[Saved entries]
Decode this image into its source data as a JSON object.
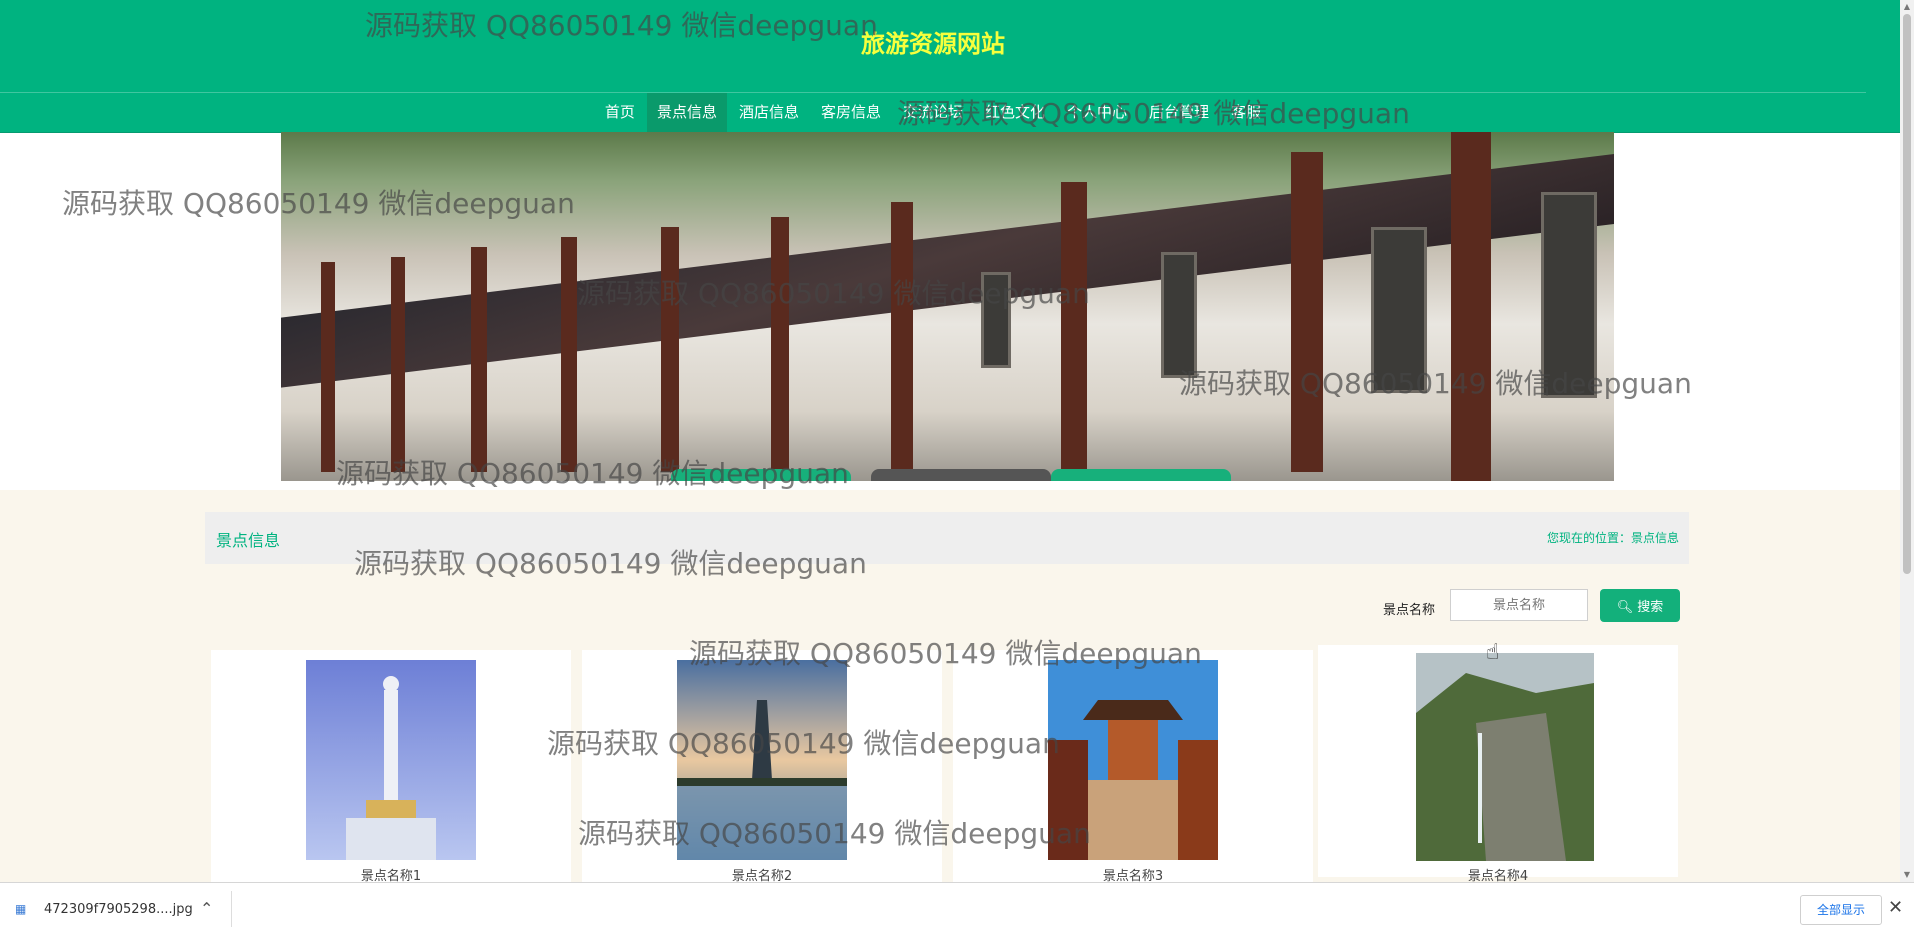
{
  "header": {
    "site_title": "旅游资源网站",
    "nav": [
      {
        "label": "首页",
        "active": false
      },
      {
        "label": "景点信息",
        "active": true
      },
      {
        "label": "酒店信息",
        "active": false
      },
      {
        "label": "客房信息",
        "active": false
      },
      {
        "label": "交流论坛",
        "active": false
      },
      {
        "label": "红色文化",
        "active": false
      },
      {
        "label": "个人中心",
        "active": false
      },
      {
        "label": "后台管理",
        "active": false
      },
      {
        "label": "客服",
        "active": false
      }
    ]
  },
  "page": {
    "section_title": "景点信息",
    "location_label": "您现在的位置：",
    "location_value": "景点信息"
  },
  "search": {
    "label": "景点名称",
    "placeholder": "景点名称",
    "button_label": "搜索",
    "icon": "search-icon"
  },
  "cards": [
    {
      "caption": "景点名称1"
    },
    {
      "caption": "景点名称2"
    },
    {
      "caption": "景点名称3"
    },
    {
      "caption": "景点名称4"
    }
  ],
  "download_bar": {
    "file_name": "472309f7905298....jpg",
    "show_all": "全部显示"
  },
  "watermarks": [
    "源码获取 QQ86050149 微信deepguan",
    "源码获取 QQ86050149 微信deepguan",
    "源码获取 QQ86050149 微信deepguan",
    "源码获取 QQ86050149 微信deepguan",
    "源码获取 QQ86050149 微信deepguan",
    "源码获取 QQ86050149 微信deepguan",
    "源码获取 QQ86050149 微信deepguan",
    "源码获取 QQ86050149 微信deepguan",
    "源码获取 QQ86050149 微信deepguan",
    "源码获取 QQ86050149 微信deepguan"
  ],
  "colors": {
    "brand": "#00b380",
    "title_yellow": "#f6ff3d",
    "content_bg": "#faf6ec"
  }
}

__Goal__.
Reproduce each line of the material containing the word "caption".

__Task solution__.
      "caption": "景点名称1"
      "caption": "景点名称2"
      "caption": "景点名称3"
      "caption": "景点名称4"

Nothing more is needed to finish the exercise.